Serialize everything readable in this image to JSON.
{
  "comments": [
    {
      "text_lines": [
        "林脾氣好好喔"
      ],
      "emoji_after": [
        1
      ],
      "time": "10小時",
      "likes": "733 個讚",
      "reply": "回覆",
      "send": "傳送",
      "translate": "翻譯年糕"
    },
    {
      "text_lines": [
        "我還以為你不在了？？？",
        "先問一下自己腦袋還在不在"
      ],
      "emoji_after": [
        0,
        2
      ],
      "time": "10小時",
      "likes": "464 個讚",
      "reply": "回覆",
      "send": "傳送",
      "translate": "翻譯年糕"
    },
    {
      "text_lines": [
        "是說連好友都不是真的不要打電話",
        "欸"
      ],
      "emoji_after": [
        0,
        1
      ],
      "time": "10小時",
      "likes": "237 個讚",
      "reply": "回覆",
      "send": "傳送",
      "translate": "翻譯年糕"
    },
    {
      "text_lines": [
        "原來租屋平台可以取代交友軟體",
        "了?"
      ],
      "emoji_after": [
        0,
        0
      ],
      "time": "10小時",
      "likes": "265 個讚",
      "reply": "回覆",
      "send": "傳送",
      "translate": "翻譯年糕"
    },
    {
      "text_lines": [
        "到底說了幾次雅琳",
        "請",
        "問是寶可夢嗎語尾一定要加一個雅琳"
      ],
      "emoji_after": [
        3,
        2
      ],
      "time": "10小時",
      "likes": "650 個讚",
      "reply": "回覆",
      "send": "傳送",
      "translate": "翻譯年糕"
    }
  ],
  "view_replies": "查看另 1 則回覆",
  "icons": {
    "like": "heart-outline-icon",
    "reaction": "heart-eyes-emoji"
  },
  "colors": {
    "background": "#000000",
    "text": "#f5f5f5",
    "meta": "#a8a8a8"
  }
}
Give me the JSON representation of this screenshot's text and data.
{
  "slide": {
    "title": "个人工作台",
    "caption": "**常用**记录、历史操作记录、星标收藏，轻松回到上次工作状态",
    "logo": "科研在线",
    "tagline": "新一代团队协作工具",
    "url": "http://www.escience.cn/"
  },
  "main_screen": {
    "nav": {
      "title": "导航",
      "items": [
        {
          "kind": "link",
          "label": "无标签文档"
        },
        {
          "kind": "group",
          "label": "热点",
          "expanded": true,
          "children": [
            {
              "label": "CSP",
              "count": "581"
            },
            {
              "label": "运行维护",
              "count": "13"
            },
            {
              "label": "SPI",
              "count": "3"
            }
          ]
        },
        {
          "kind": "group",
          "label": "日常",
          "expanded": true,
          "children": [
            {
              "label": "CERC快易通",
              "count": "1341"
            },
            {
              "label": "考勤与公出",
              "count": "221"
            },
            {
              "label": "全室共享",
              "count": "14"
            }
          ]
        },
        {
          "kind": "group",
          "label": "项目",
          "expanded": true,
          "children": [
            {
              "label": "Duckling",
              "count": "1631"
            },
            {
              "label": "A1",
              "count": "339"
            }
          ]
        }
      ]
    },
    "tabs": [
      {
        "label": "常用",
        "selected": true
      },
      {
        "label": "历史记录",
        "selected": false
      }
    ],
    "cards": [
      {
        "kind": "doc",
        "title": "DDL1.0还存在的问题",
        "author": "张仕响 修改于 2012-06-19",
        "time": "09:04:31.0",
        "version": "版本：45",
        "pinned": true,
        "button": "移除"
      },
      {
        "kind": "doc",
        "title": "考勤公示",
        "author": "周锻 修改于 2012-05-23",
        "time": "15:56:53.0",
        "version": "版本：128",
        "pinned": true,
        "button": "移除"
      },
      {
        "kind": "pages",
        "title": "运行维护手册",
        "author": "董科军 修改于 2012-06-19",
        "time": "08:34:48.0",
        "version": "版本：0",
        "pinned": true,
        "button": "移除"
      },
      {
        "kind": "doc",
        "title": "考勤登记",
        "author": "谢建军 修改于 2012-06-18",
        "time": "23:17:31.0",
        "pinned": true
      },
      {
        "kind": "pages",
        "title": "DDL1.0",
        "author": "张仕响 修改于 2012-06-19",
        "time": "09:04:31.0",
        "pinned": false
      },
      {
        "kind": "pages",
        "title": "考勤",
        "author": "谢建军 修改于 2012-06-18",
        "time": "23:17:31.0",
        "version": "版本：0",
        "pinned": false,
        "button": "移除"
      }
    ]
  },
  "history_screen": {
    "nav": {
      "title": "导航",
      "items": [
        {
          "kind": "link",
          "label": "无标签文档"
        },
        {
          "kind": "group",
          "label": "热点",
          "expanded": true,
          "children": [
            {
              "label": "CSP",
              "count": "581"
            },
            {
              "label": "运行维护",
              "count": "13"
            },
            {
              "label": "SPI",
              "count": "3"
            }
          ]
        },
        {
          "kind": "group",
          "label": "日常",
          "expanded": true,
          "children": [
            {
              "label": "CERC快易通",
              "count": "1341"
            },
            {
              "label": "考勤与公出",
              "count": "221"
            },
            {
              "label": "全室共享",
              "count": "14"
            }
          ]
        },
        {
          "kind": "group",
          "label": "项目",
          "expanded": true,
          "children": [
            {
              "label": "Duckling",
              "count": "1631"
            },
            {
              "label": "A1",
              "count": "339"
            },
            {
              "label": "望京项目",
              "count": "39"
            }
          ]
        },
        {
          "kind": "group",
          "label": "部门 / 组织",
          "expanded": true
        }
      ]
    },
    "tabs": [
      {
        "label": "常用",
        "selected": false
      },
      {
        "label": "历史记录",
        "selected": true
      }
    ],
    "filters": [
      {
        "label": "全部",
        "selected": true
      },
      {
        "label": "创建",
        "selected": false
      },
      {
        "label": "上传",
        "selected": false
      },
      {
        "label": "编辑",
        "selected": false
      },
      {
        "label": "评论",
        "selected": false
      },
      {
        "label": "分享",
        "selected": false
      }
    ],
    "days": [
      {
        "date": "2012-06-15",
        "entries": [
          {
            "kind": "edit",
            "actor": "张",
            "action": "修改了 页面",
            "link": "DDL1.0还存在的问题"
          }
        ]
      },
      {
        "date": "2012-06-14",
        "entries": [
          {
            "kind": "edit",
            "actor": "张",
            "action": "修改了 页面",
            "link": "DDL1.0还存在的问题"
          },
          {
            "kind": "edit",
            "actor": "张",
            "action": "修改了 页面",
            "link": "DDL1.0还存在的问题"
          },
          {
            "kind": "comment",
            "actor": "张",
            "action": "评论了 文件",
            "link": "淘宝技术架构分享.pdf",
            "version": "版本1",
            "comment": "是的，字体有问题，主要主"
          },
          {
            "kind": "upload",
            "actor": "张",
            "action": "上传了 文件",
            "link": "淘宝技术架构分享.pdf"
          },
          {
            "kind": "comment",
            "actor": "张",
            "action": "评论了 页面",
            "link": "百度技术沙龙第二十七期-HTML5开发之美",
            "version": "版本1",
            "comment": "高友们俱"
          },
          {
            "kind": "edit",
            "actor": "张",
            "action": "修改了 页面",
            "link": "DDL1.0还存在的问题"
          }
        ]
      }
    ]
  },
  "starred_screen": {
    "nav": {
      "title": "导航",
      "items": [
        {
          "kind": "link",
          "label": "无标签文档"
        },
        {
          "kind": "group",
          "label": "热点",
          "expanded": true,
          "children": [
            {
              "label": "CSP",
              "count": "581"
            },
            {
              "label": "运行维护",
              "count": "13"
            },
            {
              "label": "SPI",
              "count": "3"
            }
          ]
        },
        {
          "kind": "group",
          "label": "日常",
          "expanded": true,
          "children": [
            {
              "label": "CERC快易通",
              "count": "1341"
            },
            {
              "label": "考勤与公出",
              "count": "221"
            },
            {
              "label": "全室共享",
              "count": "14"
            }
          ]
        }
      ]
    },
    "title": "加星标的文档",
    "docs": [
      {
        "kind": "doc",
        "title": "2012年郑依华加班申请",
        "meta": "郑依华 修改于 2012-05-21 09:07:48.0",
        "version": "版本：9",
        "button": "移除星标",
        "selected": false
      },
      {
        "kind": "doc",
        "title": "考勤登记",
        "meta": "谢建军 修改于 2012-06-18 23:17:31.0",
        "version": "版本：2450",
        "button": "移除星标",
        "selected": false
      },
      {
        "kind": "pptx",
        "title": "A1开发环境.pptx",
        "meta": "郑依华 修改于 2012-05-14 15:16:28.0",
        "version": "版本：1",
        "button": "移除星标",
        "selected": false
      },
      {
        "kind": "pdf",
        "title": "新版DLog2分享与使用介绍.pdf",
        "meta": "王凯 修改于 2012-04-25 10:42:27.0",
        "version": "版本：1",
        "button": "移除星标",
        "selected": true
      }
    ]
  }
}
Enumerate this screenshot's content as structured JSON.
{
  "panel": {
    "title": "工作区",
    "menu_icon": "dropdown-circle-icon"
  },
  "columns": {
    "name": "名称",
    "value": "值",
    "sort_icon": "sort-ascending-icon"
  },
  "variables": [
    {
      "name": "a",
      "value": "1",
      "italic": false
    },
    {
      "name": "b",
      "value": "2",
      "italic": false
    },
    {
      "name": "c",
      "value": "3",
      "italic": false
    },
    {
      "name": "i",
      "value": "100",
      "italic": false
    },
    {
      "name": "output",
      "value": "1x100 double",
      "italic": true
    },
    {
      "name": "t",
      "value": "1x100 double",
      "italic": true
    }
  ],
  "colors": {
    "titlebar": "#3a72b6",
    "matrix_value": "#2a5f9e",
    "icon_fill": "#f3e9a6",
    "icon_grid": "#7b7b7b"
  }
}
# # # # # # #
> **What the task asks**
Using the listing above, locate the lines that hold "JSON" and copy each one.

> **Response below**
Serialize everything readable in this image to JSON.
Give me the JSON representation of this screenshot's text and data.
Enumerate this screenshot's content as structured JSON.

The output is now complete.